## RECORDS FOR THE TASK:
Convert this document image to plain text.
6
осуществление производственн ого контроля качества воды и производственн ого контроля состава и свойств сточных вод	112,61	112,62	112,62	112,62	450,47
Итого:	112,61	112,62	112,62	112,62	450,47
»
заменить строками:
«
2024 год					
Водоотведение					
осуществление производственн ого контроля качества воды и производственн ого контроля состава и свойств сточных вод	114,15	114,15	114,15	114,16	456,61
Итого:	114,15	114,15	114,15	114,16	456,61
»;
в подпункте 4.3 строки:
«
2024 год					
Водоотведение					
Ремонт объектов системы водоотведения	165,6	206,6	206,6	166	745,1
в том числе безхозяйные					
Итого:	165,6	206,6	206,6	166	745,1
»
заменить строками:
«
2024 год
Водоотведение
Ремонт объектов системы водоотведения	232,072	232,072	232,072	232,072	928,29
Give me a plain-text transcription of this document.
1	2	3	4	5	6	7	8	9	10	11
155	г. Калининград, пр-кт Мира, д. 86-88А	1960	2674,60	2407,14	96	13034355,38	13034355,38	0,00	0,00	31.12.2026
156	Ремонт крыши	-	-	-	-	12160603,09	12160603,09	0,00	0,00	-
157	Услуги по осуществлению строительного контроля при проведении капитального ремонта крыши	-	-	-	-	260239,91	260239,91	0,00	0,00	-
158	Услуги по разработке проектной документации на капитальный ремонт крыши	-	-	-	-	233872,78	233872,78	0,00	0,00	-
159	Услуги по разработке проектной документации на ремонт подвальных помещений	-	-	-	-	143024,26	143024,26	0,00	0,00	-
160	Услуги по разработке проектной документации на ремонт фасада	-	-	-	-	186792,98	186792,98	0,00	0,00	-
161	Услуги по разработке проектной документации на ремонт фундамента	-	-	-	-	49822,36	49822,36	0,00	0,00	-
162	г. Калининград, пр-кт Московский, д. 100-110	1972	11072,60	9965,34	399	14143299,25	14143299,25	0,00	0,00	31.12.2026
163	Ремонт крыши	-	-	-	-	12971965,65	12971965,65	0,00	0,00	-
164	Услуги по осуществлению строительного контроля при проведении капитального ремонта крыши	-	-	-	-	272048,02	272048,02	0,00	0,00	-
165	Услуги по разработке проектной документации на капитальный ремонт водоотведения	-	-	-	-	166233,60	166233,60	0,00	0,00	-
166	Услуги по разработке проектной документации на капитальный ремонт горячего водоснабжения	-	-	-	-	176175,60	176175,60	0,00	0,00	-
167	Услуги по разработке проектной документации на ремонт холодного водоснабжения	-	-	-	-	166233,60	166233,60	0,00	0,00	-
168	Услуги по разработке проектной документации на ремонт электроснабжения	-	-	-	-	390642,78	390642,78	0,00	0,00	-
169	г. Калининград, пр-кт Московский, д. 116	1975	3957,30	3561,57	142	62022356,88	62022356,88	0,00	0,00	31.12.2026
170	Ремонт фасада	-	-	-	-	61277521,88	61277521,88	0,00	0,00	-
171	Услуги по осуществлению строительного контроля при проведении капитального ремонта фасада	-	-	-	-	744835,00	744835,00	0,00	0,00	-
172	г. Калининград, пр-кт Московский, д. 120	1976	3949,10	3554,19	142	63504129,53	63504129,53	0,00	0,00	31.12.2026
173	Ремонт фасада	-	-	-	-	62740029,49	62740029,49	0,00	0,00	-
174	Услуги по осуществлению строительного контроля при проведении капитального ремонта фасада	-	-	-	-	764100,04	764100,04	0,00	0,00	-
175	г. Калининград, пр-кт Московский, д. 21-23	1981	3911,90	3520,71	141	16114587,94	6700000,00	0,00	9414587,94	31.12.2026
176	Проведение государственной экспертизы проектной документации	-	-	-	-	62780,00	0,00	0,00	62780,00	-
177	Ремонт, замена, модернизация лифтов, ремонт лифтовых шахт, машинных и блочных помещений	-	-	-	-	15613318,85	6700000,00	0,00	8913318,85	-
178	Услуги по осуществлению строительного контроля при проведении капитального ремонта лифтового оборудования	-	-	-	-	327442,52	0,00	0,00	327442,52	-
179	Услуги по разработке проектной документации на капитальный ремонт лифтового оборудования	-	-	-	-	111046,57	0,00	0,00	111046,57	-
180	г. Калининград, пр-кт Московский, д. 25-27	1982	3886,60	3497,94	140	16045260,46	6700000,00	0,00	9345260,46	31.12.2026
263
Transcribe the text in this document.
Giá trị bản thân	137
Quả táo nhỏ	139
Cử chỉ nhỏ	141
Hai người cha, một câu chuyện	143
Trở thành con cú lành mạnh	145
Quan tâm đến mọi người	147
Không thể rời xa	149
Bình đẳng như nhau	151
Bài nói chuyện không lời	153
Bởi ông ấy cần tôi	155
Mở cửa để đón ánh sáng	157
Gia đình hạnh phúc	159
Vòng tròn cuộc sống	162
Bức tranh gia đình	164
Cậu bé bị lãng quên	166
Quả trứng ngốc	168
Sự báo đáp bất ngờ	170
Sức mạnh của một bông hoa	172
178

## OBJECTIVE:
From the line with "Transcribe the text in this document." to the last line of the material, give every line again exactly, and only those lines.

## CORRECT OUTPUT:
Transcribe the text in this document.
Giá trị bản thân	137
Quả táo nhỏ	139
Cử chỉ nhỏ	141
Hai người cha, một câu chuyện	143
Trở thành con cú lành mạnh	145
Quan tâm đến mọi người	147
Không thể rời xa	149
Bình đẳng như nhau	151
Bài nói chuyện không lời	153
Bởi ông ấy cần tôi	155
Mở cửa để đón ánh sáng	157
Gia đình hạnh phúc	159
Vòng tròn cuộc sống	162
Bức tranh gia đình	164
Cậu bé bị lãng quên	166
Quả trứng ngốc	168
Sự báo đáp bất ngờ	170
Sức mạnh của một bông hoa	172
178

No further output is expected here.